Below are the records; collect from them each line containing the string "width".

== SOURCE RECORDS ==

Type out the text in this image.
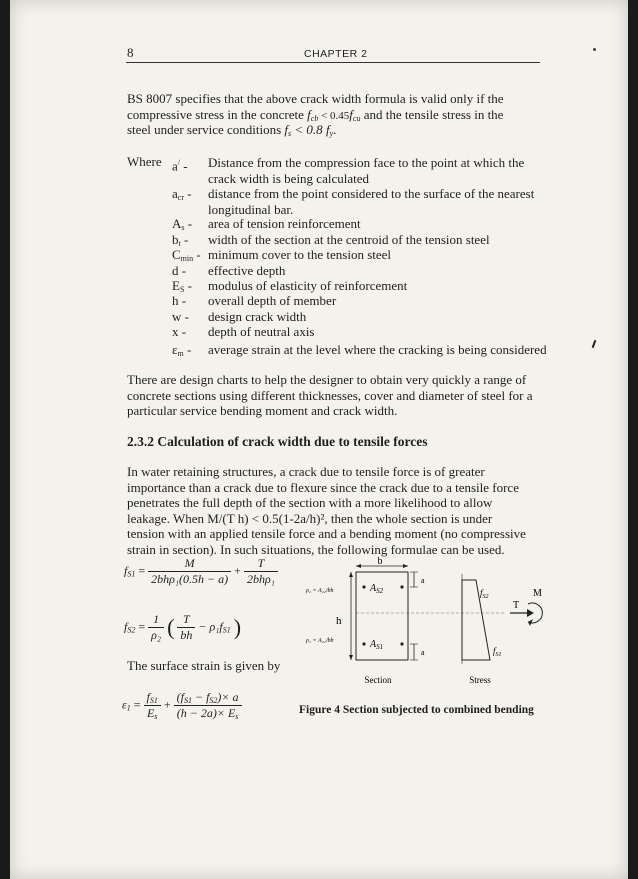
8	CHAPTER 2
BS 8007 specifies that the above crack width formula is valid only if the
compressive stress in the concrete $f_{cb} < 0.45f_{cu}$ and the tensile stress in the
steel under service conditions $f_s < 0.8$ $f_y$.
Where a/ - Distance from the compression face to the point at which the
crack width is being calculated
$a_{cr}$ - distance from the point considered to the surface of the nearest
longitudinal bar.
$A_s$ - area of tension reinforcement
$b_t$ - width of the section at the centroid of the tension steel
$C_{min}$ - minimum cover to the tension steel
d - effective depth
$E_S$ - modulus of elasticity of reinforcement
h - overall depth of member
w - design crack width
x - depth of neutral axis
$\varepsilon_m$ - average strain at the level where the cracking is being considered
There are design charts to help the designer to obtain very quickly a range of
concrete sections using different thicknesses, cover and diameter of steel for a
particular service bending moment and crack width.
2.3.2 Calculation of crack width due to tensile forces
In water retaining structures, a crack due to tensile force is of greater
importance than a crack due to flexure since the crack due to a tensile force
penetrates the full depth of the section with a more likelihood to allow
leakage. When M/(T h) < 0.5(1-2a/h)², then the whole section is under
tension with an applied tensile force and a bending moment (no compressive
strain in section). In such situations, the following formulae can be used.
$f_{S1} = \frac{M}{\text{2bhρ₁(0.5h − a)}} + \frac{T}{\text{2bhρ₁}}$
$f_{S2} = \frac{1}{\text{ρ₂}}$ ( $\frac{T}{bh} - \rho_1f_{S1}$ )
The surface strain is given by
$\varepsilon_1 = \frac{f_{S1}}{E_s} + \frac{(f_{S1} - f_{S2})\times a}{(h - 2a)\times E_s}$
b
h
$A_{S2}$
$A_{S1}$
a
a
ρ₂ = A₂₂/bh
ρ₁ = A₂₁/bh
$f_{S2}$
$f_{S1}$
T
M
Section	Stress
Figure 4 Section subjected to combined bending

===

EXERCISE OUTPUT:
BS 8007 specifies that the above crack width formula is valid only if the
crack width is being calculated
$b_t$ - width of the section at the centroid of the tension steel
w - design crack width
particular service bending moment and crack width.
2.3.2 Calculation of crack width due to tensile forces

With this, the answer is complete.